TASK TO CARRY OUT: Copy the listing word for word, from its first line through the line containing "- x-tick-label: 20: [536, 812, 560, 834]".

Listings of annotated regions:
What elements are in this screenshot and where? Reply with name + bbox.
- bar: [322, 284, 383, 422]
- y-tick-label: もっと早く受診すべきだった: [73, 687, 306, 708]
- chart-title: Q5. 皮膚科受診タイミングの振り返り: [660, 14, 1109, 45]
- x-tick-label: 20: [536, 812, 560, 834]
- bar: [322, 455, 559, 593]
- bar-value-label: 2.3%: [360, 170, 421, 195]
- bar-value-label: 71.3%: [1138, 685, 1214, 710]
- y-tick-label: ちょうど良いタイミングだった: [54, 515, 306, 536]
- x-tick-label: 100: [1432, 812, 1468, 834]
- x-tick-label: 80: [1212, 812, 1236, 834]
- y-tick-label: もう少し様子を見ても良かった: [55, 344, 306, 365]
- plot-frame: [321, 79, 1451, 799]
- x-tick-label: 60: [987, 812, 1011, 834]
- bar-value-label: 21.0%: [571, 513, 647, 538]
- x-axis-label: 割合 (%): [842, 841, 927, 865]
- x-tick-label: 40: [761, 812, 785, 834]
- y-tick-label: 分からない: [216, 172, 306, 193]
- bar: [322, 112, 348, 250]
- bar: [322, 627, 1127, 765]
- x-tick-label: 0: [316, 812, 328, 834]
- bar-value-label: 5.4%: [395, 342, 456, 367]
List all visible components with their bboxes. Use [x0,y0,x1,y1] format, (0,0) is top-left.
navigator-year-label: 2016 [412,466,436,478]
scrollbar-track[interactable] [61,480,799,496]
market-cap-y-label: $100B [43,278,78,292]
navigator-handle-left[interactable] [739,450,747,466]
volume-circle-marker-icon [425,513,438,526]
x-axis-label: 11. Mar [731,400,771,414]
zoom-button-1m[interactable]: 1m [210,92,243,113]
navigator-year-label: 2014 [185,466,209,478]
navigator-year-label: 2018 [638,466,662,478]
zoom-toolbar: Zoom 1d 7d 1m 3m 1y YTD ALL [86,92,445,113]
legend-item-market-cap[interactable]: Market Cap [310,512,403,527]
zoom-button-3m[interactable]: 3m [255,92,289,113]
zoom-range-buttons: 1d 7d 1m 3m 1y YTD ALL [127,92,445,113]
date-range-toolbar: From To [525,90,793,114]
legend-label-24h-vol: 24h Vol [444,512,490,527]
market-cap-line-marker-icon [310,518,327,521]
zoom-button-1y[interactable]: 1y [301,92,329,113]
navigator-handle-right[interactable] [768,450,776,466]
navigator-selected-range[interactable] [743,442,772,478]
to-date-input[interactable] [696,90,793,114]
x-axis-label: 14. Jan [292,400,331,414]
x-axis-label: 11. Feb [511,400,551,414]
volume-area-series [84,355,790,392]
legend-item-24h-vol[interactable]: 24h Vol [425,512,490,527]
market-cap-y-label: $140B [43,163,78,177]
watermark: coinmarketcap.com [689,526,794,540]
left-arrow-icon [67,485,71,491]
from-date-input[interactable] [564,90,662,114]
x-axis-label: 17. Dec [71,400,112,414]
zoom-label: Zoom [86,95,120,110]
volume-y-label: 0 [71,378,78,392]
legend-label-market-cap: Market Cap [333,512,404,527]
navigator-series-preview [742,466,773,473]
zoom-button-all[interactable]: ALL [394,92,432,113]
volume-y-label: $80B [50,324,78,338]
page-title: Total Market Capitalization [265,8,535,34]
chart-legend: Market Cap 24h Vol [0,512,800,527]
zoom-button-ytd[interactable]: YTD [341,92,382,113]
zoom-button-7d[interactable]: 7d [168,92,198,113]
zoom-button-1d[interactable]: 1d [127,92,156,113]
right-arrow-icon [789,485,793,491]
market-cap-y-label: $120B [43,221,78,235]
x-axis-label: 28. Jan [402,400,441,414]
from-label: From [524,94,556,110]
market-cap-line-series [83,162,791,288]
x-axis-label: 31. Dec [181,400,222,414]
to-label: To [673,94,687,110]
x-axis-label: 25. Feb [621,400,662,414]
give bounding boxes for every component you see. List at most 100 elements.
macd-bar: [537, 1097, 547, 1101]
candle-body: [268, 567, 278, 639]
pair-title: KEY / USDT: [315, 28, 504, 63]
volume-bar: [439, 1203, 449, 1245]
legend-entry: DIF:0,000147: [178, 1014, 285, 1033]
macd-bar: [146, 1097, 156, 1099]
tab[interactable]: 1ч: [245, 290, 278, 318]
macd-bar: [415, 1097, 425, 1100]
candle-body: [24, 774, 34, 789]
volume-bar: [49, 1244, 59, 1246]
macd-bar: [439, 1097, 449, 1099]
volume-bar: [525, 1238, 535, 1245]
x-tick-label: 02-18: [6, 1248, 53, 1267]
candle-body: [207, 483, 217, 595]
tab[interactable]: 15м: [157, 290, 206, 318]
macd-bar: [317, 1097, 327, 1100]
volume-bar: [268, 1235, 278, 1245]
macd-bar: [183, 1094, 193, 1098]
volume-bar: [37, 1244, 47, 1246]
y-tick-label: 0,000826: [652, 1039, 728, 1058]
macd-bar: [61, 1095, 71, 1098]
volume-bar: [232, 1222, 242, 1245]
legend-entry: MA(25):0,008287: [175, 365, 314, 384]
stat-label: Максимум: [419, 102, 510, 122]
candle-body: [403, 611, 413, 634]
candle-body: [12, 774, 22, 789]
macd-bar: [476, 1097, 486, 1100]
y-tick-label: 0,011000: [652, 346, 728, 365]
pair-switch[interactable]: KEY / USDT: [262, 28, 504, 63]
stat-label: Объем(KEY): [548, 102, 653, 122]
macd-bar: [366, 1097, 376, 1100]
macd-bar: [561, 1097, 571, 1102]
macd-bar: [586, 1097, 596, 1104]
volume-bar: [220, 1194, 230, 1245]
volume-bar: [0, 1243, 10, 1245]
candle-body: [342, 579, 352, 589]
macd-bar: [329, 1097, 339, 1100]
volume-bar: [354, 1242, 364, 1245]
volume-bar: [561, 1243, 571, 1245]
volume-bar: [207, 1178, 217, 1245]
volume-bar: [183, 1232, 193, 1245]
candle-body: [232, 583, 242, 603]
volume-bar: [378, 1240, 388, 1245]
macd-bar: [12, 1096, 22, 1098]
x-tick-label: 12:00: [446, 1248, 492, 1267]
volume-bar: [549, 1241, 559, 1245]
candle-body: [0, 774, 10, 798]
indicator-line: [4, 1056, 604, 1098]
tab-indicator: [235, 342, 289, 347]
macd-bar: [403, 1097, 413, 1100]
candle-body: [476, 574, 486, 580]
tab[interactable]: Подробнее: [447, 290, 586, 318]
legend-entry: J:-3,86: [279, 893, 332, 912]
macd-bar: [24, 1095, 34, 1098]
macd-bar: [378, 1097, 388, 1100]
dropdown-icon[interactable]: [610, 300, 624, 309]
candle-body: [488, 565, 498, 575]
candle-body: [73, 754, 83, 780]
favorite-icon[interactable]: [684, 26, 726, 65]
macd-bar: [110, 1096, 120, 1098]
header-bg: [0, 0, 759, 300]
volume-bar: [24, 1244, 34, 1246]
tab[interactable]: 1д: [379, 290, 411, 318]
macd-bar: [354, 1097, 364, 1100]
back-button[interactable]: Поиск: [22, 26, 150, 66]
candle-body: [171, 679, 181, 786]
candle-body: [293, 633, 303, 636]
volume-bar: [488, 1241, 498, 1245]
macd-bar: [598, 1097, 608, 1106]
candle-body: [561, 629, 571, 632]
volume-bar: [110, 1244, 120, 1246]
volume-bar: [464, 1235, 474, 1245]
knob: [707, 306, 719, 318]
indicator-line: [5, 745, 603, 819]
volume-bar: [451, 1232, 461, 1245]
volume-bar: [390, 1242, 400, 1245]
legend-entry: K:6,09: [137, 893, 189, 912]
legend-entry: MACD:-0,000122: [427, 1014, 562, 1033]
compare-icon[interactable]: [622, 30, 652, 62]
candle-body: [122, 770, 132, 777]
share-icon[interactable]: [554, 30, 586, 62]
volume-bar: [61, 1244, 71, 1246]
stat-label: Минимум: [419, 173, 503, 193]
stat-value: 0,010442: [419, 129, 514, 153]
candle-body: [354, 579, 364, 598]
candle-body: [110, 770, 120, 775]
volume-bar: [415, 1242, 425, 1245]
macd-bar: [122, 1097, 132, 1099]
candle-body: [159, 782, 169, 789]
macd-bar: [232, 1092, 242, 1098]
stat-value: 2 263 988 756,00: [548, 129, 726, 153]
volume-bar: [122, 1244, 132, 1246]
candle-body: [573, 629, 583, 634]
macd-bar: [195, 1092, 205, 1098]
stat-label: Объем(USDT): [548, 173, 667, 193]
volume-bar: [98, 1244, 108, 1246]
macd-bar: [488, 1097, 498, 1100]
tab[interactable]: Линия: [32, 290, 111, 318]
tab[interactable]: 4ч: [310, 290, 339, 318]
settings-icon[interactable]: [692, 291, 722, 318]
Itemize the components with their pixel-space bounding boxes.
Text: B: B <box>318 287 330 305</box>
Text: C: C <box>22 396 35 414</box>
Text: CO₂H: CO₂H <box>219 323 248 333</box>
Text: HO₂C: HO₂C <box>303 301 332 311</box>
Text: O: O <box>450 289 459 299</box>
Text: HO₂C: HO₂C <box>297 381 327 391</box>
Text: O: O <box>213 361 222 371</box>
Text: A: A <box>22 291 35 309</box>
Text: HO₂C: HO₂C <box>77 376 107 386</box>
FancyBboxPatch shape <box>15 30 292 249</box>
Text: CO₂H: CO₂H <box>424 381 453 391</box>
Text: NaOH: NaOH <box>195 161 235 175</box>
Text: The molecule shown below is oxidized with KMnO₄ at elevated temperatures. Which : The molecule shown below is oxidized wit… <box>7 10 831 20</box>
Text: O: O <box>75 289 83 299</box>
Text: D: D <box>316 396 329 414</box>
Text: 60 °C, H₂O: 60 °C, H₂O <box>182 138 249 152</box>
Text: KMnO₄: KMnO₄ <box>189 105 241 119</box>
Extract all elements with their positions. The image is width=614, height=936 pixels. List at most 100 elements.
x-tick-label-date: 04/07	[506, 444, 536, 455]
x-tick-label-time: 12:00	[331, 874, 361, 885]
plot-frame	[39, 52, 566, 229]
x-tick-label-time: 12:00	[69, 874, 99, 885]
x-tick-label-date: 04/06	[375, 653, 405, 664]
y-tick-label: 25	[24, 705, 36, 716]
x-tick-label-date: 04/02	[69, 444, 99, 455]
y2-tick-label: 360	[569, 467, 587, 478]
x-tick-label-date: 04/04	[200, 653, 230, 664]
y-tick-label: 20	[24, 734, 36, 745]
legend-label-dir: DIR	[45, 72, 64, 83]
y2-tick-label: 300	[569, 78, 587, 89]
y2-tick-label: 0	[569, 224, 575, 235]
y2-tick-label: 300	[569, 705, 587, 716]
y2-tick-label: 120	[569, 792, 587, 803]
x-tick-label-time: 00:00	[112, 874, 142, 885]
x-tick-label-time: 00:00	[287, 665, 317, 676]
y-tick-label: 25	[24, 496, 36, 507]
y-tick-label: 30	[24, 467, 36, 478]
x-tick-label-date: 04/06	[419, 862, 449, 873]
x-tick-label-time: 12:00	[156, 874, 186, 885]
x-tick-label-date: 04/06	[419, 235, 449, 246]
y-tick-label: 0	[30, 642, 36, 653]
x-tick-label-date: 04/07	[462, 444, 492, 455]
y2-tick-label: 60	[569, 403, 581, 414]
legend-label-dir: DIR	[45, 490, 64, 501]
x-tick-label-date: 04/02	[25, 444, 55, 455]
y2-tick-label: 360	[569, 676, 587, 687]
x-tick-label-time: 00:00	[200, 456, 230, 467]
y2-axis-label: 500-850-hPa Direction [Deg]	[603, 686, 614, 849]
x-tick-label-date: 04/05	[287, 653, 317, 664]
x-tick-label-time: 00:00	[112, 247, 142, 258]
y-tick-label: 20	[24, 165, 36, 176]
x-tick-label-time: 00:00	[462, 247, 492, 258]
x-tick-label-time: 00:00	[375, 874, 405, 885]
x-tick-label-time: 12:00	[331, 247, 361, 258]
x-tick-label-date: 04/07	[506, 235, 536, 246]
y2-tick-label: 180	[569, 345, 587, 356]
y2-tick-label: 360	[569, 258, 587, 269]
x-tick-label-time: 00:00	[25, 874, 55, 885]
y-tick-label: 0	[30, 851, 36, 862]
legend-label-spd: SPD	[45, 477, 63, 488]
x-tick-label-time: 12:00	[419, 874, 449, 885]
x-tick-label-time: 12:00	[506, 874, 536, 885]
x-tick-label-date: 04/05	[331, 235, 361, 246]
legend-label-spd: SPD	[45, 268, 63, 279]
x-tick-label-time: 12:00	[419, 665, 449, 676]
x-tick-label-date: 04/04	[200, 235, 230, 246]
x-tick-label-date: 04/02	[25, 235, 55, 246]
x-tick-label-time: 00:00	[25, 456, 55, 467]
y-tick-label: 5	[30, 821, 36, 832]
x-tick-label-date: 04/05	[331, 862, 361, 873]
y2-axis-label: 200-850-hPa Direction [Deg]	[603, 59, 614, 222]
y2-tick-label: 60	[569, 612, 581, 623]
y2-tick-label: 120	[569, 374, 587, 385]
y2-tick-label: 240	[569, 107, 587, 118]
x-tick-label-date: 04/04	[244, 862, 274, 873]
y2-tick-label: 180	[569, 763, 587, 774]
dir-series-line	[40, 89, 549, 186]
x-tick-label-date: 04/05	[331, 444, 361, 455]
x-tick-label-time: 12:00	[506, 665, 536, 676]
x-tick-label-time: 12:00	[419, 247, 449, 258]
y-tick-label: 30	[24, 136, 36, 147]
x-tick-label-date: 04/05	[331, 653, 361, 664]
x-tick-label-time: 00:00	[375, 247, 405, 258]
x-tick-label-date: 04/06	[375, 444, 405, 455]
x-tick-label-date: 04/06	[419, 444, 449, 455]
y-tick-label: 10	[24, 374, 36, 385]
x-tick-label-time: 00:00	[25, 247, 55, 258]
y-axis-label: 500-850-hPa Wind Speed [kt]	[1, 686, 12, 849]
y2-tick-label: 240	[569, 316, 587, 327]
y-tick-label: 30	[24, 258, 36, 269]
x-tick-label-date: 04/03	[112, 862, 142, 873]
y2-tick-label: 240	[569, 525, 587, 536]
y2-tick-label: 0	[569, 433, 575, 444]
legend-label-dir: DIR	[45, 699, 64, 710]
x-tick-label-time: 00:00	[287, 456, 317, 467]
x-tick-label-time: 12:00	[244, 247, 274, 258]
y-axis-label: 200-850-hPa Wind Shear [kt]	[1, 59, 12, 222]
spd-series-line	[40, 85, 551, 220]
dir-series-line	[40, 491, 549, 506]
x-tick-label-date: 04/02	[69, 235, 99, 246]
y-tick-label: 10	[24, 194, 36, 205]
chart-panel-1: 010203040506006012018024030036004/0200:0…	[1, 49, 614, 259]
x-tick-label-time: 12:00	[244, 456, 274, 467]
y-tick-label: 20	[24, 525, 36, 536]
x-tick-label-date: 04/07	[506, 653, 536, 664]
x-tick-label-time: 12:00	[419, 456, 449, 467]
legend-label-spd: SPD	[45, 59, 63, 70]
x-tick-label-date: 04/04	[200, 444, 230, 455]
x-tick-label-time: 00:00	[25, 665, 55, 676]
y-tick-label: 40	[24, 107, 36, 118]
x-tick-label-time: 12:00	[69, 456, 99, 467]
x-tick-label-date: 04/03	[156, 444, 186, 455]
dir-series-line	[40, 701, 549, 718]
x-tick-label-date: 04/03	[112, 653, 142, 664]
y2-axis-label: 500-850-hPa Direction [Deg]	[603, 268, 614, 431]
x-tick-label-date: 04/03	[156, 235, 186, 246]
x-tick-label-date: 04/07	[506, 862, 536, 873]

WRITTEN ANSWER:
What elements are in this screenshot and where? Reply with name + bbox.
- bar: [322, 284, 383, 422]
- y-tick-label: もっと早く受診すべきだった: [73, 687, 306, 708]
- chart-title: Q5. 皮膚科受診タイミングの振り返り: [660, 14, 1109, 45]
- x-tick-label: 20: [536, 812, 560, 834]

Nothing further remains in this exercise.